Aim: Pick out every line in the data below that holds "false".

Available records:

====================

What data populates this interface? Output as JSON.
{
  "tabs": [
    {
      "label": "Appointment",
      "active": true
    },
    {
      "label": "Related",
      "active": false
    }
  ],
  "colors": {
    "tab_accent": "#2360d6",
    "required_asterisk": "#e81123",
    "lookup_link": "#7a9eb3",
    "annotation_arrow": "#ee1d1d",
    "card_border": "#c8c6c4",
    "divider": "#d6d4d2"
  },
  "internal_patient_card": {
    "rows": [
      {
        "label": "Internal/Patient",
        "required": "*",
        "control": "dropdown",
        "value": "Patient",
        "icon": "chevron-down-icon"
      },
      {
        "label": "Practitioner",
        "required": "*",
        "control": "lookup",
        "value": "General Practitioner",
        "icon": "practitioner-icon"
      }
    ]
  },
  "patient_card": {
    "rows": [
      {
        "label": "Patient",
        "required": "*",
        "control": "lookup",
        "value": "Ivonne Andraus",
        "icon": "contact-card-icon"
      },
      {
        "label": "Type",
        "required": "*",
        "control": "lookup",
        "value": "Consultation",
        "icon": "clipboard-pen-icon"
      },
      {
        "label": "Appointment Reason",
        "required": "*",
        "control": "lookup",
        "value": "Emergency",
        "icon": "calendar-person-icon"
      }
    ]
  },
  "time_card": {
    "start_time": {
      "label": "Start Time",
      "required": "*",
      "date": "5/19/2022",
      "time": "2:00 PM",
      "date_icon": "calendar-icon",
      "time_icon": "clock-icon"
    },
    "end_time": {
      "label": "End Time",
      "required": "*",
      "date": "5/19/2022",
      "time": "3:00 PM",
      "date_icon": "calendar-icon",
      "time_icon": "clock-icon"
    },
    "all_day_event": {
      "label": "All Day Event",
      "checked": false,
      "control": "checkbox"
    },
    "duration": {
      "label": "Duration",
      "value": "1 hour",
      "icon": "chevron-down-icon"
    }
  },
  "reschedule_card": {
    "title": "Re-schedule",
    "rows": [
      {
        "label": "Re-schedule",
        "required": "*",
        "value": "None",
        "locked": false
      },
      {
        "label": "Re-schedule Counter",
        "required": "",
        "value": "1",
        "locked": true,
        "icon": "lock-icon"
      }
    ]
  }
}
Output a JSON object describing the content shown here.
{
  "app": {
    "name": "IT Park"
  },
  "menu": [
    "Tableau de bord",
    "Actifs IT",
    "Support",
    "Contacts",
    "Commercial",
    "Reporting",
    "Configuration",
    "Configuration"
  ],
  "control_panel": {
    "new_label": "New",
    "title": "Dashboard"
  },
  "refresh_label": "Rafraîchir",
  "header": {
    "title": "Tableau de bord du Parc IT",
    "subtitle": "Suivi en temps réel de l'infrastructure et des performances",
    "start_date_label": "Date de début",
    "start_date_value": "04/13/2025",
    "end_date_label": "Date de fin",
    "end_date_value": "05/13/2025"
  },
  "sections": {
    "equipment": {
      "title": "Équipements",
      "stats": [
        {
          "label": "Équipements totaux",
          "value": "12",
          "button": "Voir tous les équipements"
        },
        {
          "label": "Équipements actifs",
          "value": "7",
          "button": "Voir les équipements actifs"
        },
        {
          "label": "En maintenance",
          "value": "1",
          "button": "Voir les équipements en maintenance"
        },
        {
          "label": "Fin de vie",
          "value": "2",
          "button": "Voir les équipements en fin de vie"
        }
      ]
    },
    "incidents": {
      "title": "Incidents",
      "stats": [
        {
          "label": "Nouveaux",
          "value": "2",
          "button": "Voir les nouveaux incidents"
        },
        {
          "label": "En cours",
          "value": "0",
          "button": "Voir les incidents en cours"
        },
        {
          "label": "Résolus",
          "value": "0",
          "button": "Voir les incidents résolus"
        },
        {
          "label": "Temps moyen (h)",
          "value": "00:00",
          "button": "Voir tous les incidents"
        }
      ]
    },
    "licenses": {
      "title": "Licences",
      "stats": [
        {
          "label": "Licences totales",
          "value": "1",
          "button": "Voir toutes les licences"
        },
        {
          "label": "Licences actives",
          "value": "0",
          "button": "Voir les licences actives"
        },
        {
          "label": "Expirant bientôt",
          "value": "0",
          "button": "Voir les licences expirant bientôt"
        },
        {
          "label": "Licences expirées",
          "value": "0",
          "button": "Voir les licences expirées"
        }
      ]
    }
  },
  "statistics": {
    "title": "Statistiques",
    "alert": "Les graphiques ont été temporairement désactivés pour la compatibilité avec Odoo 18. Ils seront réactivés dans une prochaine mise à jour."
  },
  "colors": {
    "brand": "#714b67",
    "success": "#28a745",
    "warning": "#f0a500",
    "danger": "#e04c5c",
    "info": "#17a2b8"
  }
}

====================

Full answer:
      "active": false
      "checked": false,
        "locked": false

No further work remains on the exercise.